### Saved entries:
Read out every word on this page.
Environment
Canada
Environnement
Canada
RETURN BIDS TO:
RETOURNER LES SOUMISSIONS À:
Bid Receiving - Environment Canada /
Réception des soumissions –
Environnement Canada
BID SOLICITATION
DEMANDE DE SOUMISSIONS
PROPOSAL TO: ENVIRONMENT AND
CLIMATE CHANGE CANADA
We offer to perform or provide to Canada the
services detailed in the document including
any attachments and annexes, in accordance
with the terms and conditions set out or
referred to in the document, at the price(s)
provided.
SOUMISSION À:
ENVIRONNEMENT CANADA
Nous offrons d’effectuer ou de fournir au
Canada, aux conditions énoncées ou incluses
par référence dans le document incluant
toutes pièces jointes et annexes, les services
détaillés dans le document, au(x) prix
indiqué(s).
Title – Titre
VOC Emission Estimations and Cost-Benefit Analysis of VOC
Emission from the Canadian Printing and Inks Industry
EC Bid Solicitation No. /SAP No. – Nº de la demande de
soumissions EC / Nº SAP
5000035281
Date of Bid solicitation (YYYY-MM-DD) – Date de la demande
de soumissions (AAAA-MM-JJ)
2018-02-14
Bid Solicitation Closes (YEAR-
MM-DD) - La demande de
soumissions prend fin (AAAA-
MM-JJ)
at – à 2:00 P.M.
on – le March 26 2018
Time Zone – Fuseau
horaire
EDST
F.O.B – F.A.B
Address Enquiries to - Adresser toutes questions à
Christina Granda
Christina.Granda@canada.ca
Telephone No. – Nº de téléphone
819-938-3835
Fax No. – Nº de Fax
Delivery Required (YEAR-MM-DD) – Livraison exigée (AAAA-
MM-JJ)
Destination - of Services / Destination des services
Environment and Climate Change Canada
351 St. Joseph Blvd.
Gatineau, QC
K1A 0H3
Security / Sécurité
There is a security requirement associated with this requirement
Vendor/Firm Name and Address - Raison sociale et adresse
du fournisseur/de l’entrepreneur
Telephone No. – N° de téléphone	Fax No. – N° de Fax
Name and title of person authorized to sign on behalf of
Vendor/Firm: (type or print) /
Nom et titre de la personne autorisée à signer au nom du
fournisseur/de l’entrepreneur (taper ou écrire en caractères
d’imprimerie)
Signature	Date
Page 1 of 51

### Direction:
Transcribe every entry verbatim.

### The output:
Read out every word on this page.
Environment
Canada
Environnement
Canada
RETURN BIDS TO:
RETOURNER LES SOUMISSIONS À:
Bid Receiving - Environment Canada /
Réception des soumissions –
Environnement Canada
BID SOLICITATION
DEMANDE DE SOUMISSIONS
PROPOSAL TO: ENVIRONMENT AND
CLIMATE CHANGE CANADA
We offer to perform or provide to Canada the
services detailed in the document including
any attachments and annexes, in accordance
with the terms and conditions set out or
referred to in the document, at the price(s)
provided.
SOUMISSION À:
ENVIRONNEMENT CANADA
Nous offrons d’effectuer ou de fournir au
Canada, aux conditions énoncées ou incluses
par référence dans le document incluant
toutes pièces jointes et annexes, les services
détaillés dans le document, au(x) prix
indiqué(s).
Title – Titre
VOC Emission Estimations and Cost-Benefit Analysis of VOC
Emission from the Canadian Printing and Inks Industry
EC Bid Solicitation No. /SAP No. – Nº de la demande de
soumissions EC / Nº SAP
5000035281
Date of Bid solicitation (YYYY-MM-DD) – Date de la demande
de soumissions (AAAA-MM-JJ)
2018-02-14
Bid Solicitation Closes (YEAR-
MM-DD) - La demande de
soumissions prend fin (AAAA-
MM-JJ)
at – à 2:00 P.M.
on – le March 26 2018
Time Zone – Fuseau
horaire
EDST
F.O.B – F.A.B
Address Enquiries to - Adresser toutes questions à
Christina Granda
Christina.Granda@canada.ca
Telephone No. – Nº de téléphone
819-938-3835
Fax No. – Nº de Fax
Delivery Required (YEAR-MM-DD) – Livraison exigée (AAAA-
MM-JJ)
Destination - of Services / Destination des services
Environment and Climate Change Canada
351 St. Joseph Blvd.
Gatineau, QC
K1A 0H3
Security / Sécurité
There is a security requirement associated with this requirement
Vendor/Firm Name and Address - Raison sociale et adresse
du fournisseur/de l’entrepreneur
Telephone No. – N° de téléphone	Fax No. – N° de Fax
Name and title of person authorized to sign on behalf of
Vendor/Firm: (type or print) /
Nom et titre de la personne autorisée à signer au nom du
fournisseur/de l’entrepreneur (taper ou écrire en caractères
d’imprimerie)
Signature	Date
Page 1 of 51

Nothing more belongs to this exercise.